#### Exercise aim:
Reproduce the material in full, unchanged.

#### Task material:
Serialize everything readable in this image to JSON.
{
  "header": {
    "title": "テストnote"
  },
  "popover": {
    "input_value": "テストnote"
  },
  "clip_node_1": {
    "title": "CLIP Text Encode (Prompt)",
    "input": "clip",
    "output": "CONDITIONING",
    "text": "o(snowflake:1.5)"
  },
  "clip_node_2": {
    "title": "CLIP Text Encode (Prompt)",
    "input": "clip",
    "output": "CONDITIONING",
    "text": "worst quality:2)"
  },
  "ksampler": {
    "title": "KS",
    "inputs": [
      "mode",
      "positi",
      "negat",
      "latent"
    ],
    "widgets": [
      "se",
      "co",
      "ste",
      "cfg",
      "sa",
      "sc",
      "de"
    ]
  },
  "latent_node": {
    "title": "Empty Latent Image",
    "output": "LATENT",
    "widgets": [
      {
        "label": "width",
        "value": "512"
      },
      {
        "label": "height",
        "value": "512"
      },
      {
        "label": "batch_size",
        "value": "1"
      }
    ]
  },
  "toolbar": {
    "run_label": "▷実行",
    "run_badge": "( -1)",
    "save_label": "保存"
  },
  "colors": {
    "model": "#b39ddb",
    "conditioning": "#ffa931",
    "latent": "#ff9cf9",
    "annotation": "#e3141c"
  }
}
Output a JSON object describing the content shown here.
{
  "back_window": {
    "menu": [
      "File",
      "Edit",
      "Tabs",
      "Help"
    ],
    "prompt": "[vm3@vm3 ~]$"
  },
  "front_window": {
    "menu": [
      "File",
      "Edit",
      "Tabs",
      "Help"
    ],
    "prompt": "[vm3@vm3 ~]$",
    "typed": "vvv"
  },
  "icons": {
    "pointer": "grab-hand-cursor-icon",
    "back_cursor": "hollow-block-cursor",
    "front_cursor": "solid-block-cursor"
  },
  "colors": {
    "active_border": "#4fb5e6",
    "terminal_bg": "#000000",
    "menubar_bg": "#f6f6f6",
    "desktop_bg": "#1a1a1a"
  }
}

#### Written response:
Serialize everything readable in this image to JSON.
{
  "header": {
    "title": "テストnote"
  },
  "popover": {
    "input_value": "テストnote"
  },
  "clip_node_1": {
    "title": "CLIP Text Encode (Prompt)",
    "input": "clip",
    "output": "CONDITIONING",
    "text": "o(snowflake:1.5)"
  },
  "clip_node_2": {
    "title": "CLIP Text Encode (Prompt)",
    "input": "clip",
    "output": "CONDITIONING",
    "text": "worst quality:2)"
  },
  "ksampler": {
    "title": "KS",
    "inputs": [
      "mode",
      "positi",
      "negat",
      "latent"
    ],
    "widgets": [
      "se",
      "co",
      "ste",
      "cfg",
      "sa",
      "sc",
      "de"
    ]
  },
  "latent_node": {
    "title": "Empty Latent Image",
    "output": "LATENT",
    "widgets": [
      {
        "label": "width",
        "value": "512"
      },
      {
        "label": "height",
        "value": "512"
      },
      {
        "label": "batch_size",
        "value": "1"
      }
    ]
  },
  "toolbar": {
    "run_label": "▷実行",
    "run_badge": "( -1)",
    "save_label": "保存"
  },
  "colors": {
    "model": "#b39ddb",
    "conditioning": "#ffa931",
    "latent": "#ff9cf9",
    "annotation": "#e3141c"
  }
}
Output a JSON object describing the content shown here.
{
  "back_window": {
    "menu": [
      "File",
      "Edit",
      "Tabs",
      "Help"
    ],
    "prompt": "[vm3@vm3 ~]$"
  },
  "front_window": {
    "menu": [
      "File",
      "Edit",
      "Tabs",
      "Help"
    ],
    "prompt": "[vm3@vm3 ~]$",
    "typed": "vvv"
  },
  "icons": {
    "pointer": "grab-hand-cursor-icon",
    "back_cursor": "hollow-block-cursor",
    "front_cursor": "solid-block-cursor"
  },
  "colors": {
    "active_border": "#4fb5e6",
    "terminal_bg": "#000000",
    "menubar_bg": "#f6f6f6",
    "desktop_bg": "#1a1a1a"
  }
}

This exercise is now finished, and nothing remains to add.